**DIRECTIONS**
Reproduce the listing from its first line through the line containing "Text: implies that", substituting "RectanglePatch" for every "FancyBboxPatch" and leaving everything else unchanged.

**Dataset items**
------------
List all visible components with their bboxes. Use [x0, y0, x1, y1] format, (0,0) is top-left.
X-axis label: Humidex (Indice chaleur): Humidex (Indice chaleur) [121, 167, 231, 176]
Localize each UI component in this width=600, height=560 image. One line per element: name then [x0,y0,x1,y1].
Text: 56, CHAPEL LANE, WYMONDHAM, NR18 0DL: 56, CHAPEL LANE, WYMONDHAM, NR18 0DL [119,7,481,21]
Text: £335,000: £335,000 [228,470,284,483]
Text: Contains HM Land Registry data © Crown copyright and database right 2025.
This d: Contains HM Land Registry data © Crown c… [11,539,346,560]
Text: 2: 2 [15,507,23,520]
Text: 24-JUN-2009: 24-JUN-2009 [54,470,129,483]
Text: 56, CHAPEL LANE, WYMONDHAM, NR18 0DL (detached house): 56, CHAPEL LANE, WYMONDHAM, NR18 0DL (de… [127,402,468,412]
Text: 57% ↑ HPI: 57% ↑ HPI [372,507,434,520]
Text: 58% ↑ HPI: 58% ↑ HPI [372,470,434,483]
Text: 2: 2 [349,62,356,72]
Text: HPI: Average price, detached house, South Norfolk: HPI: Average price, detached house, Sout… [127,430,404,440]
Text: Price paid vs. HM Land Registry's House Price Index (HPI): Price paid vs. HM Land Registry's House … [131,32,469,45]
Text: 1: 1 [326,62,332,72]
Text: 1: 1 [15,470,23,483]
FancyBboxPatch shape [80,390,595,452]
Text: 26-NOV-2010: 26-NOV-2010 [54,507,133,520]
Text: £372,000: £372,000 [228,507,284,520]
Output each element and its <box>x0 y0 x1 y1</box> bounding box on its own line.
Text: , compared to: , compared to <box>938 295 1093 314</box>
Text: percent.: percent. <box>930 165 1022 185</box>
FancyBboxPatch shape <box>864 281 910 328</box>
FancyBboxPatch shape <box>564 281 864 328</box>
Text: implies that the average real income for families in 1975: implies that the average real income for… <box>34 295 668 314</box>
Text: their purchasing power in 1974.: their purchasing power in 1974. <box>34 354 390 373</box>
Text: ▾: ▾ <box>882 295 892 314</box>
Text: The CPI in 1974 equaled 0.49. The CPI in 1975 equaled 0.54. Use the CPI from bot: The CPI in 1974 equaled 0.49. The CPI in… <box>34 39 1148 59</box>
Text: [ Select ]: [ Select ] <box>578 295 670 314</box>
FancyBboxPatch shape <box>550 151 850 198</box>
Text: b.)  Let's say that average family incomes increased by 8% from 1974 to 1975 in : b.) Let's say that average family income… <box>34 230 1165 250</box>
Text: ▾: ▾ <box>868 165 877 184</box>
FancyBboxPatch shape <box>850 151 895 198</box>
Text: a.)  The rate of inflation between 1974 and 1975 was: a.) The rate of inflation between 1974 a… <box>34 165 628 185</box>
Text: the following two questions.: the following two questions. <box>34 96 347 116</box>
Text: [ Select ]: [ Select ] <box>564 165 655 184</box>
------------
**TASK ANSWER**
List all visible components with their bboxes. Use [x0, y0, x1, y1] format, (0,0) is top-left.
X-axis label: Humidex (Indice chaleur): Humidex (Indice chaleur) [121, 167, 231, 176]
Localize each UI component in this width=600, height=560 image. One line per element: name then [x0,y0,x1,y1].
Text: 56, CHAPEL LANE, WYMONDHAM, NR18 0DL: 56, CHAPEL LANE, WYMONDHAM, NR18 0DL [119,7,481,21]
Text: £335,000: £335,000 [228,470,284,483]
Text: Contains HM Land Registry data © Crown copyright and database right 2025.
This d: Contains HM Land Registry data © Crown c… [11,539,346,560]
Text: 2: 2 [15,507,23,520]
Text: 24-JUN-2009: 24-JUN-2009 [54,470,129,483]
Text: 56, CHAPEL LANE, WYMONDHAM, NR18 0DL (detached house): 56, CHAPEL LANE, WYMONDHAM, NR18 0DL (de… [127,402,468,412]
Text: 57% ↑ HPI: 57% ↑ HPI [372,507,434,520]
Text: 58% ↑ HPI: 58% ↑ HPI [372,470,434,483]
Text: 2: 2 [349,62,356,72]
Text: HPI: Average price, detached house, South Norfolk: HPI: Average price, detached house, Sout… [127,430,404,440]
Text: Price paid vs. HM Land Registry's House Price Index (HPI): Price paid vs. HM Land Registry's House … [131,32,469,45]
Text: 1: 1 [326,62,332,72]
Text: 1: 1 [15,470,23,483]
RectanglePatch shape [80,390,595,452]
Text: 26-NOV-2010: 26-NOV-2010 [54,507,133,520]
Text: £372,000: £372,000 [228,507,284,520]
Output each element and its <box>x0 y0 x1 y1</box> bounding box on its own line.
Text: , compared to: , compared to <box>938 295 1093 314</box>
Text: percent.: percent. <box>930 165 1022 185</box>
RectanglePatch shape <box>864 281 910 328</box>
RectanglePatch shape <box>564 281 864 328</box>
Text: implies that the average real income for families in 1975: implies that the average real income for… <box>34 295 668 314</box>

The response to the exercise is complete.